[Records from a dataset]
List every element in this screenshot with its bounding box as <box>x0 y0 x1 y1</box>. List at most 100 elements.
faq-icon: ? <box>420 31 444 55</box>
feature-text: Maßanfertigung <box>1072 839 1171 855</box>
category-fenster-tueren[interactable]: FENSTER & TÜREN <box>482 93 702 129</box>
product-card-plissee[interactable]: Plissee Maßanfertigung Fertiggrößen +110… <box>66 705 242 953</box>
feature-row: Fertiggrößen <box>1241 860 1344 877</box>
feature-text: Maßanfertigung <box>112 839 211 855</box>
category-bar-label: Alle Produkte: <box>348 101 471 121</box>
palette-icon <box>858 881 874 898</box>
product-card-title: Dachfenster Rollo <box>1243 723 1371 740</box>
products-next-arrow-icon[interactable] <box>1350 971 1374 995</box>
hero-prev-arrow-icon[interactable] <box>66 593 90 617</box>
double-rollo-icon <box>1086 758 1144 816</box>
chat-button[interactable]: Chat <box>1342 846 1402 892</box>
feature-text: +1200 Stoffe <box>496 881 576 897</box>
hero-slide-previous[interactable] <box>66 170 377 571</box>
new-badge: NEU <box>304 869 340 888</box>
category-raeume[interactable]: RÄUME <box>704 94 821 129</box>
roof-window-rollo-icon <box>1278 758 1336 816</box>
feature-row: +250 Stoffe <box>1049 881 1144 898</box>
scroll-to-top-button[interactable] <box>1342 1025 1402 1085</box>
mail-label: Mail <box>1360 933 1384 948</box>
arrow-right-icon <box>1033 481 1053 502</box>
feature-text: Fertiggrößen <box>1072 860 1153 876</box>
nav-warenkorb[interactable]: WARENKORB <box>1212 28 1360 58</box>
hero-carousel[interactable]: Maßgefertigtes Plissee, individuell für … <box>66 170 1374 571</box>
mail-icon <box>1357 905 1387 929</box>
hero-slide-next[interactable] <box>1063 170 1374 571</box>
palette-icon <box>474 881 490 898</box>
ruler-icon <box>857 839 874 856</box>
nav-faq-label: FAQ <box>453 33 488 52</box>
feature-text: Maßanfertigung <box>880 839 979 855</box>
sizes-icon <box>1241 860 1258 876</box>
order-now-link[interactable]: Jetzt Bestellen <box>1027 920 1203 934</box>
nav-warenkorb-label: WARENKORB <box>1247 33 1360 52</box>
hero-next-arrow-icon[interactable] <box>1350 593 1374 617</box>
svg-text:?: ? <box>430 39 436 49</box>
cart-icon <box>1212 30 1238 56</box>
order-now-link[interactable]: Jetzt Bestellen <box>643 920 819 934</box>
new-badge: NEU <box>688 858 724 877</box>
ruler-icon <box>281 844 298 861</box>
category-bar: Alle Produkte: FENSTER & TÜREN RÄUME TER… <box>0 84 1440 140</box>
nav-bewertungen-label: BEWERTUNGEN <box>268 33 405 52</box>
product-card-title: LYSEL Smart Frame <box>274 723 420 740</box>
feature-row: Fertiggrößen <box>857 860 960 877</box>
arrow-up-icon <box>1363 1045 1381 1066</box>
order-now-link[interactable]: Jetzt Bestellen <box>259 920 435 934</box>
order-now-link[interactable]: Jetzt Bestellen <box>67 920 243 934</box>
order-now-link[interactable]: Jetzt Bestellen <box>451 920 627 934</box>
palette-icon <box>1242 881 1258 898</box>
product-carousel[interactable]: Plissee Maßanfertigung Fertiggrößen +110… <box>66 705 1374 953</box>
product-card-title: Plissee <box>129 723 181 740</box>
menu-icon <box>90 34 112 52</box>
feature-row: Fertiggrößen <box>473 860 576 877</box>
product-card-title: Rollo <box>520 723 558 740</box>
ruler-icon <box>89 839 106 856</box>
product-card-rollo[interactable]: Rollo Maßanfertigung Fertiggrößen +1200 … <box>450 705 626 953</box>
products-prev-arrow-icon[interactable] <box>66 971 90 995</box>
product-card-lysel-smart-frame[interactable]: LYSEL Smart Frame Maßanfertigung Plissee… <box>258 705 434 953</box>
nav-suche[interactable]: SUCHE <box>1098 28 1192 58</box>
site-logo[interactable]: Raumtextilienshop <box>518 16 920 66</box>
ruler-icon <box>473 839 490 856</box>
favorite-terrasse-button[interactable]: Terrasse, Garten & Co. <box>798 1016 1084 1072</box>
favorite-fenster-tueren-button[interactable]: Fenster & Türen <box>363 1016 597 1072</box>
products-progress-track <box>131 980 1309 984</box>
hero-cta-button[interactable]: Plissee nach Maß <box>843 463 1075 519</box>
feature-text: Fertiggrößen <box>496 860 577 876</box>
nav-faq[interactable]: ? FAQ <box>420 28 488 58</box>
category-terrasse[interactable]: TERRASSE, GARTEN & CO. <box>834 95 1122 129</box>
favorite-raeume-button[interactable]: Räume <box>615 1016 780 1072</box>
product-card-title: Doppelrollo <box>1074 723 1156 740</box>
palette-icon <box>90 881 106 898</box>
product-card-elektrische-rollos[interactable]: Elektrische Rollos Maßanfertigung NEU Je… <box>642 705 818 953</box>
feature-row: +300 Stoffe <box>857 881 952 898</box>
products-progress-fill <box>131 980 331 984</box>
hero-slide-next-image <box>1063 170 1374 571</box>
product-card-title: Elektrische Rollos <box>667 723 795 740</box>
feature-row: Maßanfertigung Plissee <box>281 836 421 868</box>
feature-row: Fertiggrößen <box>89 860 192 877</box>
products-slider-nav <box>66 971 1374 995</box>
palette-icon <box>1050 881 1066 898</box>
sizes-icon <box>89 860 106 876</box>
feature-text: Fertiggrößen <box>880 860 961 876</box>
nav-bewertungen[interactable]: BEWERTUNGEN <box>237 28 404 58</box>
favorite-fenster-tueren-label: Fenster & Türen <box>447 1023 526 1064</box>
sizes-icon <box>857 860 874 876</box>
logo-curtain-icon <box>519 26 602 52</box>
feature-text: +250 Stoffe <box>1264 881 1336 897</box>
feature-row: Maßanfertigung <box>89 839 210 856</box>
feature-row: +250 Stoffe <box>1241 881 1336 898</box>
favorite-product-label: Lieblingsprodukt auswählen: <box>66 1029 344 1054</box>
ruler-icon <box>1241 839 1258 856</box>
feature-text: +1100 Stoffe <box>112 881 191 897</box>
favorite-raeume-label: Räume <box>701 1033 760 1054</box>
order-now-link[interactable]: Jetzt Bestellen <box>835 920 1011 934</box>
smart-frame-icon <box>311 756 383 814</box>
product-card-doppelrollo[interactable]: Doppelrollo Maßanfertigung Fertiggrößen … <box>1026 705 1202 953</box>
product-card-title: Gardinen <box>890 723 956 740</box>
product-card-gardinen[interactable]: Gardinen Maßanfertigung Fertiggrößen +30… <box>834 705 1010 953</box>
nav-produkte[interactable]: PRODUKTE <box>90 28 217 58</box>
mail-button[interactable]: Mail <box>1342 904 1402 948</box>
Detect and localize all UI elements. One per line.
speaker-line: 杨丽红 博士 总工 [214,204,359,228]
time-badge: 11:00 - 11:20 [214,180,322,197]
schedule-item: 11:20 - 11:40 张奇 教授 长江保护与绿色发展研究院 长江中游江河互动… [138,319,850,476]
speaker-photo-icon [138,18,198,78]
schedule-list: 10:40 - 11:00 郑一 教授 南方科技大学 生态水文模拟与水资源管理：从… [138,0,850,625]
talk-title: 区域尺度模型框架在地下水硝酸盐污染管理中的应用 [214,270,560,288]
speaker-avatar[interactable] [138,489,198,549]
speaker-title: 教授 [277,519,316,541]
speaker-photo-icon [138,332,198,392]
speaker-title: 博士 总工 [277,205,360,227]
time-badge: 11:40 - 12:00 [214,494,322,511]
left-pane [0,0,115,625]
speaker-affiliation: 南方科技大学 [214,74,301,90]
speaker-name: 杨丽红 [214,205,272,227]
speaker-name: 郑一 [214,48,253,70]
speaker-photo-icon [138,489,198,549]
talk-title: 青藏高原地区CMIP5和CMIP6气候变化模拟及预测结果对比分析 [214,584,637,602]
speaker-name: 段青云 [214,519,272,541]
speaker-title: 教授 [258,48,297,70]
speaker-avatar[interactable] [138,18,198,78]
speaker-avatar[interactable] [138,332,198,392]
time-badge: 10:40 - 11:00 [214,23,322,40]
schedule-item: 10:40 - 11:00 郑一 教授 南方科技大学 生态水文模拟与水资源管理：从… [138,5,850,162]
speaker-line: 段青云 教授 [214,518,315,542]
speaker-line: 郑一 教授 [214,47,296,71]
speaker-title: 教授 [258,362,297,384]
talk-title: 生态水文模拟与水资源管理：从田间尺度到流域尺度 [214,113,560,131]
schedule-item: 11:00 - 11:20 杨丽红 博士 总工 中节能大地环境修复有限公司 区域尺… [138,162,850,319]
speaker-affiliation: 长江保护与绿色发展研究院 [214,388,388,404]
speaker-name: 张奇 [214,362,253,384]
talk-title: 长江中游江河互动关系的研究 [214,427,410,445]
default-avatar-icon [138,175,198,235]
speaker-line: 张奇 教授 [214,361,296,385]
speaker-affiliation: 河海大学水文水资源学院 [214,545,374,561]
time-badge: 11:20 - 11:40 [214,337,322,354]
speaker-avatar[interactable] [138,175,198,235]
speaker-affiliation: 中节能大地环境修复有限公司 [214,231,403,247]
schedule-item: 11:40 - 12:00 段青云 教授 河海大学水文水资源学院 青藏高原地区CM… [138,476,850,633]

=== WORK REQUIRED ===
Print the listing exactly as it appears, from its first line through the line containing "feature-row: Fertiggrößen <box>1241", with both of those lines included.

=== REPLY ===
List every element in this screenshot with its bounding box as <box>x0 y0 x1 y1</box>. List at most 100 elements.
faq-icon: ? <box>420 31 444 55</box>
feature-text: Maßanfertigung <box>1072 839 1171 855</box>
category-fenster-tueren[interactable]: FENSTER & TÜREN <box>482 93 702 129</box>
product-card-plissee[interactable]: Plissee Maßanfertigung Fertiggrößen +110… <box>66 705 242 953</box>
feature-row: Fertiggrößen <box>1241 860 1344 877</box>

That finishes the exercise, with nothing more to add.